Exercise instructions: Copy all lines in which the word "如图所示" can be found.

[Data records]
§

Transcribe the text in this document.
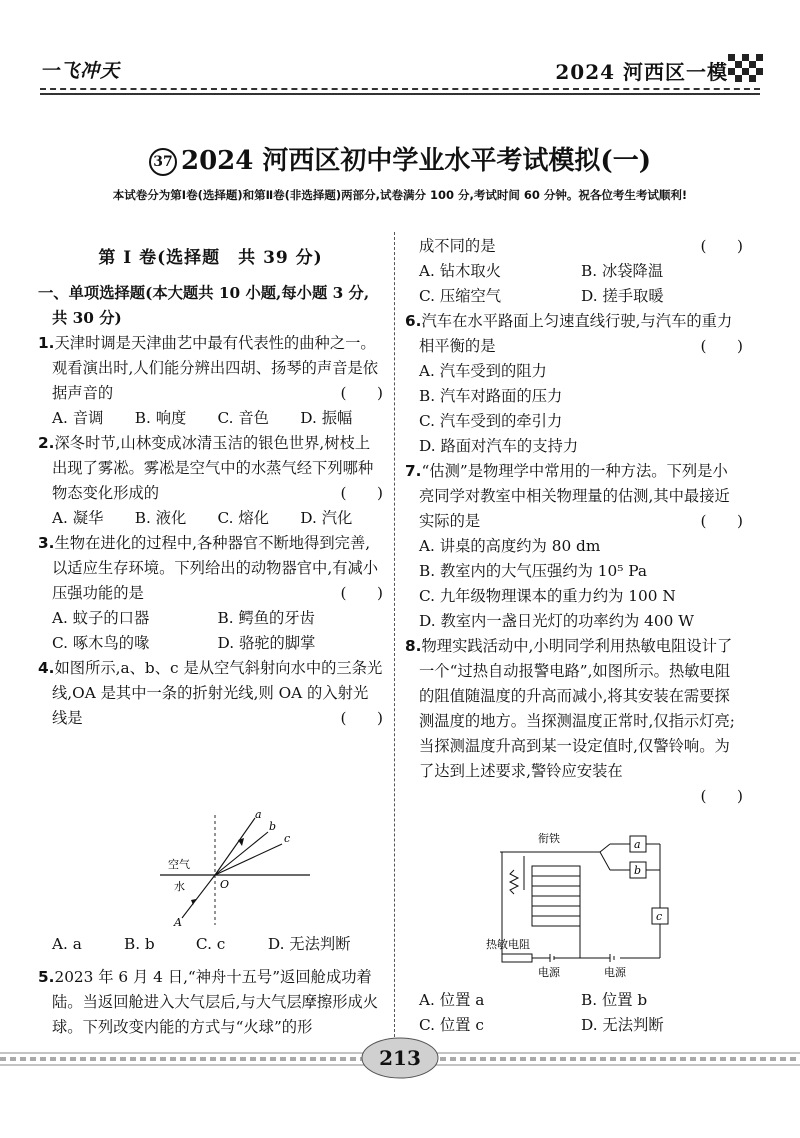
一飞冲天	2024 河西区一模
37 2024 河西区初中学业水平考试模拟(一)
本试卷分为第Ⅰ卷(选择题)和第Ⅱ卷(非选择题)两部分,试卷满分 100 分,考试时间 60 分钟。祝各位考生考试顺利!

第 Ⅰ 卷(选择题　共 39 分)

一、单项选择题(本大题共 10 小题,每小题 3 分,共 30 分)

1.天津时调是天津曲艺中最有代表性的曲种之一。观看演出时,人们能分辨出四胡、扬琴的声音是依据声音的	(　　)

A. 音调	B. 响度	C. 音色	D. 振幅

2.深冬时节,山林变成冰清玉洁的银色世界,树枝上出现了雾凇。雾凇是空气中的水蒸气经下列哪种物态变化形成的	(　　)

A. 凝华	B. 液化	C. 熔化	D. 汽化

3.生物在进化的过程中,各种器官不断地得到完善,以适应生存环境。下列给出的动物器官中,有减小压强功能的是	(　　)

A. 蚊子的口器	B. 鳄鱼的牙齿

C. 啄木鸟的喙	D. 骆驼的脚掌

4.如图所示,a、b、c 是从空气斜射向水中的三条光线,OA 是其中一条的折射光线,则 OA 的入射光线是	(　　)

空气
水	O
A
a
b
c

A. a	B. b	C. c	D. 无法判断

5.2023 年 6 月 4 日,“神舟十五号”返回舱成功着陆。当返回舱进入大气层后,与大气层摩擦形成火球。下列改变内能的方式与“火球”的形

成不同的是	(　　)

A. 钻木取火	B. 冰袋降温

C. 压缩空气	D. 搓手取暖

6.汽车在水平路面上匀速直线行驶,与汽车的重力相平衡的是	(　　)

A. 汽车受到的阻力

B. 汽车对路面的压力

C. 汽车受到的牵引力

D. 路面对汽车的支持力

7.“估测”是物理学中常用的一种方法。下列是小亮同学对教室中相关物理量的估测,其中最接近实际的是	(　　)

A. 讲桌的高度约为 80 dm

B. 教室内的大气压强约为 10⁵ Pa

C. 九年级物理课本的重力约为 100 N

D. 教室内一盏日光灯的功率约为 400 W

8.物理实践活动中,小明同学利用热敏电阻设计了一个“过热自动报警电路”,如图所示。热敏电阻的阻值随温度的升高而减小,将其安装在需要探测温度的地方。当探测温度正常时,仅指示灯亮;当探测温度升高到某一设定值时,仅警铃响。为了达到上述要求,警铃应安装在

(　　)

衔铁
热敏电阻
电源	电源
a
b
c

A. 位置 a	B. 位置 b

C. 位置 c	D. 无法判断

213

§

Solution to the exercise:
4.如图所示,a、b、c 是从空气斜射向水中的三条光线,OA 是其中一条的折射光线,则 OA 的入射光线是	(　　)
8.物理实践活动中,小明同学利用热敏电阻设计了一个“过热自动报警电路”,如图所示。热敏电阻的阻值随温度的升高而减小,将其安装在需要探测温度的地方。当探测温度正常时,仅指示灯亮;当探测温度升高到某一设定值时,仅警铃响。为了达到上述要求,警铃应安装在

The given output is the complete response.